▶ [Material for the task]:
____________
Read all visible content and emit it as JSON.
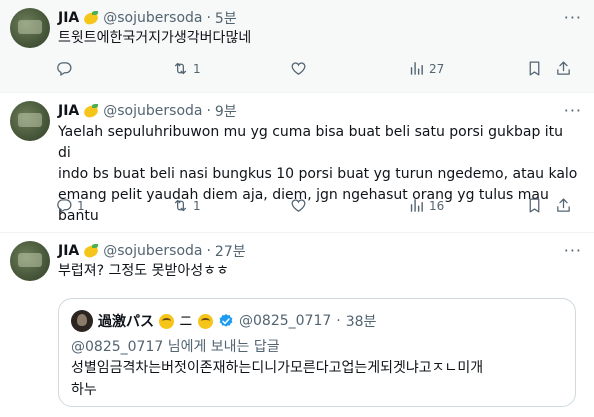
{
  "tweets": [
    {
      "name": "JIA",
      "handle": "@sojubersoda",
      "dot": "·",
      "time": "5분",
      "text": "트윗트에한국거지가생각버다많네",
      "stats": {
        "replies": "",
        "retweets": "1",
        "likes": "",
        "views": "27"
      }
    },
    {
      "name": "JIA",
      "handle": "@sojubersoda",
      "dot": "·",
      "time": "9분",
      "text_lines": [
        "Yaelah sepuluhribuwon mu yg cuma bisa buat beli satu porsi gukbap itu di",
        "indo bs buat beli nasi bungkus 10 porsi buat yg turun ngedemo, atau kalo",
        "emang pelit yaudah diem aja, diem, jgn ngehasut orang yg tulus mau bantu"
      ],
      "stats": {
        "replies": "1",
        "retweets": "1",
        "likes": "",
        "views": "16"
      }
    },
    {
      "name": "JIA",
      "handle": "@sojubersoda",
      "dot": "·",
      "time": "27분",
      "text": "부럽져? 그정도 못받아성ㅎㅎ",
      "quote": {
        "name": "過激パス",
        "separator": "ニ",
        "handle": "@0825_0717",
        "dot": "·",
        "time": "38분",
        "reply_to": "@0825_0717 님에게 보내는 답글",
        "text_lines": [
          "성별임금격차는버젓이존재하는디니가모른다고업는게되겟냐고ㅈㄴ미개",
          "하누"
        ]
      }
    }
  ],
  "icons": [
    "more-icon",
    "reply-icon",
    "retweet-icon",
    "like-icon",
    "views-icon",
    "bookmark-icon",
    "share-icon",
    "verified-icon"
  ],
  "colors": {
    "text": "#0f1419",
    "secondary": "#536471",
    "border": "#cfd9de",
    "verified": "#1d9bf0",
    "highlight_bg": "#f7f9f9"
  }
}
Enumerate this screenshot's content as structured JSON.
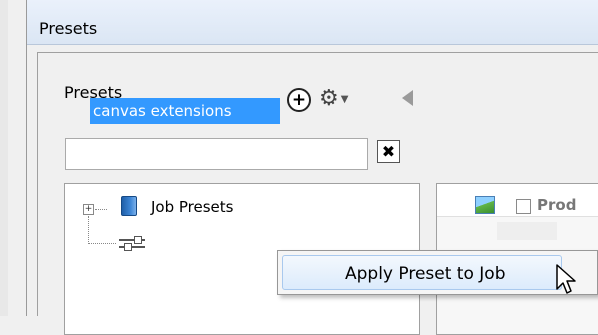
{
  "window": {
    "title": "Presets"
  },
  "panel": {
    "label": "Presets",
    "add_icon": "plus-circle-icon",
    "gear_icon": "gear-icon",
    "collapse_icon": "triangle-left-icon"
  },
  "search": {
    "value": "",
    "placeholder": "",
    "clear_glyph": "✖"
  },
  "tree": {
    "items": [
      {
        "label": "Job Presets",
        "icon": "book-icon",
        "expander": "+"
      },
      {
        "label": "canvas extensions",
        "icon": "slider-icon",
        "selected": true
      }
    ]
  },
  "right_table": {
    "header_text": "Prod"
  },
  "context_menu": {
    "items": [
      {
        "label": "Apply Preset to Job"
      }
    ]
  },
  "colors": {
    "selection": "#3399ff",
    "menu_highlight": "#dcebfc"
  }
}
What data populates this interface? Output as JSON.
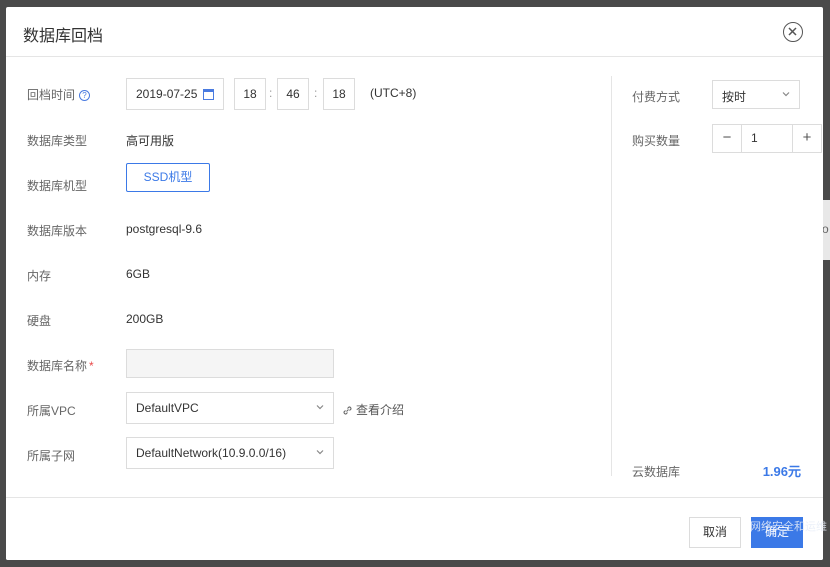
{
  "dialog": {
    "title": "数据库回档"
  },
  "form": {
    "rollback_time": {
      "label": "回档时间",
      "date": "2019-07-25",
      "hour": "18",
      "minute": "46",
      "second": "18",
      "separator": ":",
      "timezone": "(UTC+8)"
    },
    "db_type": {
      "label": "数据库类型",
      "value": "高可用版"
    },
    "db_model": {
      "label": "数据库机型",
      "value": "SSD机型"
    },
    "db_version": {
      "label": "数据库版本",
      "value": "postgresql-9.6"
    },
    "memory": {
      "label": "内存",
      "value": "6GB"
    },
    "disk": {
      "label": "硬盘",
      "value": "200GB"
    },
    "db_name": {
      "label": "数据库名称",
      "required_mark": "*",
      "value": ""
    },
    "vpc": {
      "label": "所属VPC",
      "value": "DefaultVPC",
      "link_label": "查看介绍"
    },
    "subnet": {
      "label": "所属子网",
      "value": "DefaultNetwork(10.9.0.0/16)"
    }
  },
  "billing": {
    "pay_method": {
      "label": "付费方式",
      "value": "按时"
    },
    "quantity": {
      "label": "购买数量",
      "value": "1",
      "minus": "−",
      "plus": "+"
    },
    "price": {
      "label": "云数据库",
      "value": "1.96元"
    }
  },
  "footer": {
    "cancel_label": "取消",
    "ok_label": "确定"
  },
  "background": {
    "edge_text": "o"
  },
  "watermark": {
    "text": "网络安全和运维"
  },
  "colors": {
    "accent": "#3b79e7",
    "required": "#e84a4a"
  }
}
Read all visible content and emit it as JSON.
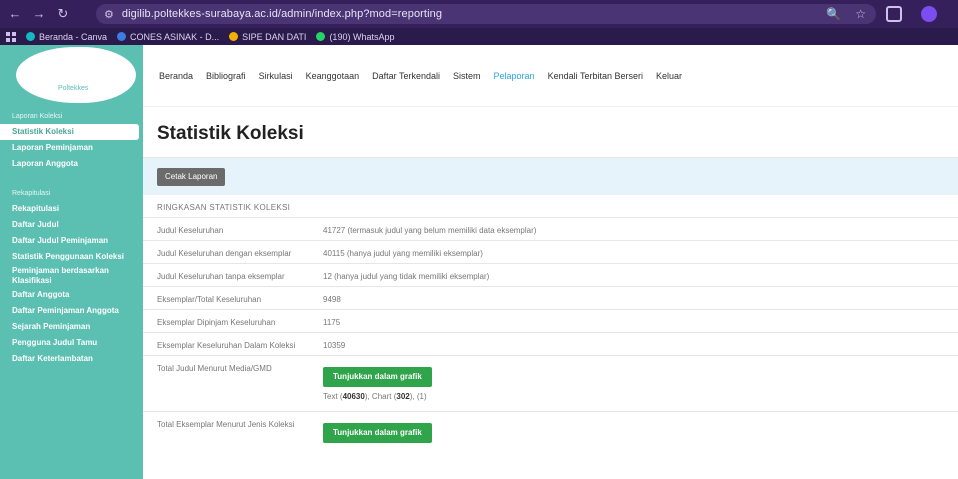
{
  "browser": {
    "url": "digilib.poltekkes-surabaya.ac.id/admin/index.php?mod=reporting",
    "bookmarks": [
      "Beranda - Canva",
      "CONES ASINAK - D...",
      "SIPE DAN DATI",
      "(190) WhatsApp"
    ]
  },
  "sidebar": {
    "logo_text": "Poltekkes",
    "section_1": "Laporan Koleksi",
    "items_1": [
      "Statistik Koleksi",
      "Laporan Peminjaman",
      "Laporan Anggota"
    ],
    "section_2": "Rekapitulasi",
    "items_2": [
      "Rekapitulasi",
      "Daftar Judul",
      "Daftar Judul Peminjaman",
      "Statistik Penggunaan Koleksi",
      "Peminjaman berdasarkan Klasifikasi",
      "Daftar Anggota",
      "Daftar Peminjaman Anggota",
      "Sejarah Peminjaman",
      "Pengguna Judul Tamu",
      "Daftar Keterlambatan"
    ]
  },
  "topnav": [
    "Beranda",
    "Bibliografi",
    "Sirkulasi",
    "Keanggotaan",
    "Daftar Terkendali",
    "Sistem",
    "Pelaporan",
    "Kendali Terbitan Berseri",
    "Keluar"
  ],
  "main": {
    "title": "Statistik Koleksi",
    "print_label": "Cetak Laporan",
    "section_head": "RINGKASAN STATISTIK KOLEKSI",
    "rows": [
      {
        "label": "Judul Keseluruhan",
        "value": "41727 (termasuk judul yang belum memiliki data eksemplar)"
      },
      {
        "label": "Judul Keseluruhan dengan eksemplar",
        "value": "40115 (hanya judul yang memiliki eksemplar)"
      },
      {
        "label": "Judul Keseluruhan tanpa eksemplar",
        "value": "12 (hanya judul yang tidak memiliki eksemplar)"
      },
      {
        "label": "Eksemplar/Total Keseluruhan",
        "value": "9498"
      },
      {
        "label": "Eksemplar Dipinjam Keseluruhan",
        "value": "1175"
      },
      {
        "label": "Eksemplar Keseluruhan Dalam Koleksi",
        "value": "10359"
      }
    ],
    "graph_rows": [
      {
        "label": "Total Judul Menurut Media/GMD",
        "button": "Tunjukkan dalam grafik",
        "sub_prefix": "Text (",
        "sub_a": "40630",
        "sub_mid": "), Chart (",
        "sub_b": "302",
        "sub_suffix": "), (1)"
      },
      {
        "label": "Total Eksemplar Menurut Jenis Koleksi",
        "button": "Tunjukkan dalam grafik"
      }
    ]
  }
}
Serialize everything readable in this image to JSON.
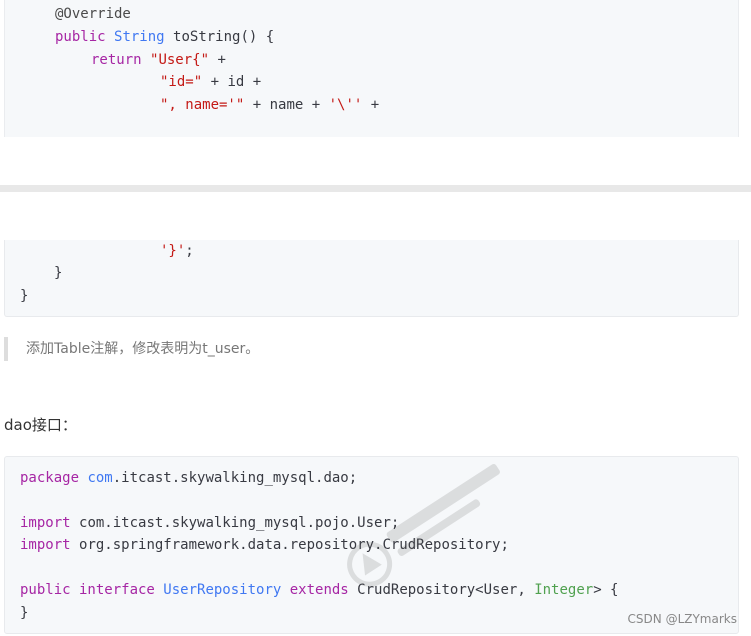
{
  "code_block_1": {
    "lines": [
      [
        {
          "c": "ann",
          "t": "@Override"
        }
      ],
      [
        {
          "c": "kw",
          "t": "public "
        },
        {
          "c": "ty",
          "t": "String "
        },
        {
          "c": "",
          "t": "toString() {"
        }
      ],
      [
        {
          "c": "kw",
          "t": "return "
        },
        {
          "c": "st",
          "t": "\"User{\""
        },
        {
          "c": "",
          "t": " +"
        }
      ],
      [
        {
          "c": "st",
          "t": "\"id=\""
        },
        {
          "c": "",
          "t": " + id +"
        }
      ],
      [
        {
          "c": "st",
          "t": "\", name='\""
        },
        {
          "c": "",
          "t": " + name + "
        },
        {
          "c": "st",
          "t": "'\\''"
        },
        {
          "c": "",
          "t": " +"
        }
      ]
    ]
  },
  "code_block_2": {
    "lines": [
      [
        {
          "c": "st",
          "t": "'}'"
        },
        {
          "c": "",
          "t": ";"
        }
      ],
      [
        {
          "c": "",
          "t": "}"
        }
      ],
      [
        {
          "c": "",
          "t": "}"
        }
      ]
    ]
  },
  "note_text": "添加Table注解，修改表明为t_user。",
  "dao_label": "dao接口：",
  "code_block_3": {
    "lines": [
      [
        {
          "c": "kw",
          "t": "package "
        },
        {
          "c": "ty",
          "t": "com"
        },
        {
          "c": "",
          "t": ".itcast.skywalking_mysql.dao;"
        }
      ],
      [],
      [
        {
          "c": "kw",
          "t": "import "
        },
        {
          "c": "",
          "t": "com.itcast.skywalking_mysql.pojo.User;"
        }
      ],
      [
        {
          "c": "kw",
          "t": "import "
        },
        {
          "c": "",
          "t": "org.springframework.data.repository.CrudRepository;"
        }
      ],
      [],
      [
        {
          "c": "kw",
          "t": "public interface "
        },
        {
          "c": "ty",
          "t": "UserRepository "
        },
        {
          "c": "kw",
          "t": "extends "
        },
        {
          "c": "",
          "t": "CrudRepository<User, "
        },
        {
          "c": "gn",
          "t": "Integer"
        },
        {
          "c": "",
          "t": "> {"
        }
      ],
      [
        {
          "c": "",
          "t": "}"
        }
      ]
    ]
  },
  "watermark_icon": "blackhorse-programmer-logo",
  "csdn_mark": "CSDN @LZYmarks"
}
____________
▶ [To do]: Pick out, from the lines above, every one that contains the string "data".

▶ [Exercise output]:
What data populates this interface? Output as JSON.
        "value": "41727 (termasuk judul yang belum memiliki data eksemplar)"
          "t": "org.springframework.data.repository.CrudRepository;"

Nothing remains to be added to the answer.